#### [Directive]
Each of the entries should be retyped precisely as it appears.

[Data listing]
---------------

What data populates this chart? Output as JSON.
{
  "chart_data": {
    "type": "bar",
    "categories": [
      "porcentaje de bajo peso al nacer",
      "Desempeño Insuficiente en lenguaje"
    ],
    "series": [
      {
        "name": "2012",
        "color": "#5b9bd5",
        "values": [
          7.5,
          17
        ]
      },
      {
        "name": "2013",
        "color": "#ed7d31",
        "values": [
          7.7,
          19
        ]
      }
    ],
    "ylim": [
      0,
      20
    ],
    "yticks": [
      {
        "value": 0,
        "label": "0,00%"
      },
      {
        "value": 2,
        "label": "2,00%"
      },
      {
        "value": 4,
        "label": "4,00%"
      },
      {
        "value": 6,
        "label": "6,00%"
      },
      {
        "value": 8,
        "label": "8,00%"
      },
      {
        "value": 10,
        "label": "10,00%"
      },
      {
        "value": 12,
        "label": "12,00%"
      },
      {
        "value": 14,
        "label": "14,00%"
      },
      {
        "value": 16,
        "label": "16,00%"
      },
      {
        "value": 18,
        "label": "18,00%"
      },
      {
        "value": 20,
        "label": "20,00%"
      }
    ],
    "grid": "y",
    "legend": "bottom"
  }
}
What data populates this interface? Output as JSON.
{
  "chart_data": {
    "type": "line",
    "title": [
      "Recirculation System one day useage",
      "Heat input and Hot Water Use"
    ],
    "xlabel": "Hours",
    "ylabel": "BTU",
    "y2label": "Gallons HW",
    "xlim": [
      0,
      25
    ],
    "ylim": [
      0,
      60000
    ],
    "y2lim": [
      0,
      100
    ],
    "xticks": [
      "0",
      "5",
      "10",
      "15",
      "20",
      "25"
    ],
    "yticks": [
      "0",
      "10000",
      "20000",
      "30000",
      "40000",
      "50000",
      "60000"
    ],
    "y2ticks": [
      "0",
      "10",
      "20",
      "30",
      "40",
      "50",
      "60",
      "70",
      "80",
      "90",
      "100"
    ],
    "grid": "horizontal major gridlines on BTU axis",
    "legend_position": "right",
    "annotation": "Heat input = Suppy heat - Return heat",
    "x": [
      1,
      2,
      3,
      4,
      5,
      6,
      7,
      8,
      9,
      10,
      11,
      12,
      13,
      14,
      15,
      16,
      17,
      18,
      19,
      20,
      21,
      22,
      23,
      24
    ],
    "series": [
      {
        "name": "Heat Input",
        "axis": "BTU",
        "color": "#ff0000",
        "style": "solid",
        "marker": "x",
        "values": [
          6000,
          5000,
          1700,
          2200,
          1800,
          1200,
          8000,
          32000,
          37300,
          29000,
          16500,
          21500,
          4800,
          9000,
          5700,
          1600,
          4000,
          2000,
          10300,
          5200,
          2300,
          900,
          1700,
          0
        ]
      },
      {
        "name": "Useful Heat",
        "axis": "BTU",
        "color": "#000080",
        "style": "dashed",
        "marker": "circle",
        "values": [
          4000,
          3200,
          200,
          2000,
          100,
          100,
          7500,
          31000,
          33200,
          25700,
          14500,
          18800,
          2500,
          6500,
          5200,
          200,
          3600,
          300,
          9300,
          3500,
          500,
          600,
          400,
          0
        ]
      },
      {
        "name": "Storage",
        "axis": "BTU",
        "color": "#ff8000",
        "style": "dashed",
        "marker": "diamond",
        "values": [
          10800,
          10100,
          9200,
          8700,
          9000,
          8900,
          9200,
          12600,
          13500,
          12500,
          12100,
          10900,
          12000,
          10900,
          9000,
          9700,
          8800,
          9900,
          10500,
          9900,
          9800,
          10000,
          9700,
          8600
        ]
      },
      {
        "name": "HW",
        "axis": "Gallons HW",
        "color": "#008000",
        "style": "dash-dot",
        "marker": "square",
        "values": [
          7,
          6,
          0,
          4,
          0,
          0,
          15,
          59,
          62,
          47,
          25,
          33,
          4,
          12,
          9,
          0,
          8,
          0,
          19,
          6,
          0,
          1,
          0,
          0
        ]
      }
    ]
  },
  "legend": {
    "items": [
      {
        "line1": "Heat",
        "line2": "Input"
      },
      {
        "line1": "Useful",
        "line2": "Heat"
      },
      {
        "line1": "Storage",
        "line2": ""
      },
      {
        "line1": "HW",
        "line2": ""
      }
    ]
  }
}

---------------

#### [Solution to this problem]
What data populates this chart? Output as JSON.
{
  "chart_data": {
    "type": "bar",
    "categories": [
      "porcentaje de bajo peso al nacer",
      "Desempeño Insuficiente en lenguaje"
    ],
    "series": [
      {
        "name": "2012",
        "color": "#5b9bd5",
        "values": [
          7.5,
          17
        ]
      },
      {
        "name": "2013",
        "color": "#ed7d31",
        "values": [
          7.7,
          19
        ]
      }
    ],
    "ylim": [
      0,
      20
    ],
    "yticks": [
      {
        "value": 0,
        "label": "0,00%"
      },
      {
        "value": 2,
        "label": "2,00%"
      },
      {
        "value": 4,
        "label": "4,00%"
      },
      {
        "value": 6,
        "label": "6,00%"
      },
      {
        "value": 8,
        "label": "8,00%"
      },
      {
        "value": 10,
        "label": "10,00%"
      },
      {
        "value": 12,
        "label": "12,00%"
      },
      {
        "value": 14,
        "label": "14,00%"
      },
      {
        "value": 16,
        "label": "16,00%"
      },
      {
        "value": 18,
        "label": "18,00%"
      },
      {
        "value": 20,
        "label": "20,00%"
      }
    ],
    "grid": "y",
    "legend": "bottom"
  }
}
What data populates this interface? Output as JSON.
{
  "chart_data": {
    "type": "line",
    "title": [
      "Recirculation System one day useage",
      "Heat input and Hot Water Use"
    ],
    "xlabel": "Hours",
    "ylabel": "BTU",
    "y2label": "Gallons HW",
    "xlim": [
      0,
      25
    ],
    "ylim": [
      0,
      60000
    ],
    "y2lim": [
      0,
      100
    ],
    "xticks": [
      "0",
      "5",
      "10",
      "15",
      "20",
      "25"
    ],
    "yticks": [
      "0",
      "10000",
      "20000",
      "30000",
      "40000",
      "50000",
      "60000"
    ],
    "y2ticks": [
      "0",
      "10",
      "20",
      "30",
      "40",
      "50",
      "60",
      "70",
      "80",
      "90",
      "100"
    ],
    "grid": "horizontal major gridlines on BTU axis",
    "legend_position": "right",
    "annotation": "Heat input = Suppy heat - Return heat",
    "x": [
      1,
      2,
      3,
      4,
      5,
      6,
      7,
      8,
      9,
      10,
      11,
      12,
      13,
      14,
      15,
      16,
      17,
      18,
      19,
      20,
      21,
      22,
      23,
      24
    ],
    "series": [
      {
        "name": "Heat Input",
        "axis": "BTU",
        "color": "#ff0000",
        "style": "solid",
        "marker": "x",
        "values": [
          6000,
          5000,
          1700,
          2200,
          1800,
          1200,
          8000,
          32000,
          37300,
          29000,
          16500,
          21500,
          4800,
          9000,
          5700,
          1600,
          4000,
          2000,
          10300,
          5200,
          2300,
          900,
          1700,
          0
        ]
      },
      {
        "name": "Useful Heat",
        "axis": "BTU",
        "color": "#000080",
        "style": "dashed",
        "marker": "circle",
        "values": [
          4000,
          3200,
          200,
          2000,
          100,
          100,
          7500,
          31000,
          33200,
          25700,
          14500,
          18800,
          2500,
          6500,
          5200,
          200,
          3600,
          300,
          9300,
          3500,
          500,
          600,
          400,
          0
        ]
      },
      {
        "name": "Storage",
        "axis": "BTU",
        "color": "#ff8000",
        "style": "dashed",
        "marker": "diamond",
        "values": [
          10800,
          10100,
          9200,
          8700,
          9000,
          8900,
          9200,
          12600,
          13500,
          12500,
          12100,
          10900,
          12000,
          10900,
          9000,
          9700,
          8800,
          9900,
          10500,
          9900,
          9800,
          10000,
          9700,
          8600
        ]
      },
      {
        "name": "HW",
        "axis": "Gallons HW",
        "color": "#008000",
        "style": "dash-dot",
        "marker": "square",
        "values": [
          7,
          6,
          0,
          4,
          0,
          0,
          15,
          59,
          62,
          47,
          25,
          33,
          4,
          12,
          9,
          0,
          8,
          0,
          19,
          6,
          0,
          1,
          0,
          0
        ]
      }
    ]
  },
  "legend": {
    "items": [
      {
        "line1": "Heat",
        "line2": "Input"
      },
      {
        "line1": "Useful",
        "line2": "Heat"
      },
      {
        "line1": "Storage",
        "line2": ""
      },
      {
        "line1": "HW",
        "line2": ""
      }
    ]
  }
}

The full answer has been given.